▶ [Supplied passage]:
While that’s going on in the western half of the country, the ACC and Big East aren’t playing nice.  The ACC poaching Pitt, Syracuse, and possibly even others was bad enough.  But when ACC comissioner John Swofford publicly dreamed of an ACC basketball tournament in the Big East’s home of Madison Square Garden, things got personal.  The Big East is going to keep Pitt and ‘Cuse until 2014, which should make the next three years nice and awkward, and who knows if anyone else will follow one way or another sooner or later.

How in the world does one begin to break all this down if this is indeed our latest realignment checkpoint.  Here’s where things appear to stand at the moment, or until Memphis finally decides to throw their hat into the ring and really shake things up…

The ACC looks like it may have eventually won the arms race to acquire the highest number of teams, but Pitt and Syracuse aren’t adding anything to the conference’s already low national profile.  The ACC doesn’t need mediocre Big East teams to boost the league – they need FSU, Virginia Tech, Miami, and others to contend naitonally.

The SEC may be awkwardly stuck on 13 teams for the time being.  The addition of Texas A&M is undoubtedly peculiar, but it provides a win-win scenario for both university and conference.  A&M comes out from underneath the shadow of Texas (at least they think) and the SEC moves their turf into the Lonestar State.  If Mizzou hops aboard too, the SEC’s position as national powerhouse only becomes stronger.

The Big East is hurting with football numbers, losing Pitt and Syracuse, and is down to seven members (TCU included).  In fact, they may be the most hurt from realignment depending on who they can bring in on the football side (everyone from Navy to Air Force to East Carolina has been rumored).  While they will continue to be a basketball powerhouse, it is clearly evident the Big East didn’t have the foresight to see realignment being all about football and money.  

Through some sort of voodoo spell that I thought only Les Miles had the power to access, the Big XII will survive once again.  Don’t even begin to ask me how or why.

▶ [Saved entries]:

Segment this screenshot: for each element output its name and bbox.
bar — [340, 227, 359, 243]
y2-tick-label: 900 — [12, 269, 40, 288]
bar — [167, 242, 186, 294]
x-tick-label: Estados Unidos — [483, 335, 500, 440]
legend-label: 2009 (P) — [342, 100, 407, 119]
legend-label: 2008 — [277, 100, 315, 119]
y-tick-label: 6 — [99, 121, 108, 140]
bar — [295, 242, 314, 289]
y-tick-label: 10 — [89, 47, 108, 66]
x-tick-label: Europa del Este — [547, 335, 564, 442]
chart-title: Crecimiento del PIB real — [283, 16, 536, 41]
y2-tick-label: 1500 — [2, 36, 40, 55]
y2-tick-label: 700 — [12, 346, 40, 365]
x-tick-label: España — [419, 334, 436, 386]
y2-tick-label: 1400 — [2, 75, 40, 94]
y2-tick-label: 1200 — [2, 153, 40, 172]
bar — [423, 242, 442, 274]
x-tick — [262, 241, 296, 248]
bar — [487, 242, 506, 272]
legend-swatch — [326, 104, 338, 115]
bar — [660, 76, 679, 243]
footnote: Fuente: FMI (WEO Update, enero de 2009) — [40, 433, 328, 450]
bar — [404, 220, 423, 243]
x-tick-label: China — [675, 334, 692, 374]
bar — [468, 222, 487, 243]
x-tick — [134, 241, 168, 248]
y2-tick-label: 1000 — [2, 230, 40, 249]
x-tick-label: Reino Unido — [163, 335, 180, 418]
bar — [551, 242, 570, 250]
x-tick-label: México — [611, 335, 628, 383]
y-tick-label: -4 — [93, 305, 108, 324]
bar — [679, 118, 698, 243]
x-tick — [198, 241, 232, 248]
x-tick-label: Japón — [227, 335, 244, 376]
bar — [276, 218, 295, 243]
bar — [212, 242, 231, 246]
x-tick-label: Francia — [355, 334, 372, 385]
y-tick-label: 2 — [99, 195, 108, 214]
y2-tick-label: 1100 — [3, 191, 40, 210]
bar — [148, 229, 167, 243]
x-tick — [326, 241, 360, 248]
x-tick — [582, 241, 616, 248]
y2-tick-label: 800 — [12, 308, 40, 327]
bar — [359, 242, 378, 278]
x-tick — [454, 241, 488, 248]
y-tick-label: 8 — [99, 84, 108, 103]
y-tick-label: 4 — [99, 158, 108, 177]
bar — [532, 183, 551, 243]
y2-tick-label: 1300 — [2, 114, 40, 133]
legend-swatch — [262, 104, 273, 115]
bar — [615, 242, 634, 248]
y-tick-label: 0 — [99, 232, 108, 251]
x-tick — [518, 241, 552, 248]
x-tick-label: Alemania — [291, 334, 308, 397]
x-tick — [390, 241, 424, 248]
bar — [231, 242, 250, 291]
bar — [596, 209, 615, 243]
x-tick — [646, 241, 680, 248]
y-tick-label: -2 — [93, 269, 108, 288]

▶ [What needs to be done]:
For each statement, say yes or no depending on whether the realignment text agrees with it, and quote the text's deciding words. 1. The Big East will keep Pitt and Syracuse until 2014. 2. The SEC currently has 14 teams. 3. TCU is counted among the Big East's remaining members. These entries have no connection to the text about conference realignment.

▶ [Answer for this exercise]:
1. Yes: "The Big East is going to keep Pitt and ‘Cuse until 2014"
2. No: "The SEC may be awkwardly stuck on 13 teams for the time being."
3. Yes: "is down to seven members (TCU included)"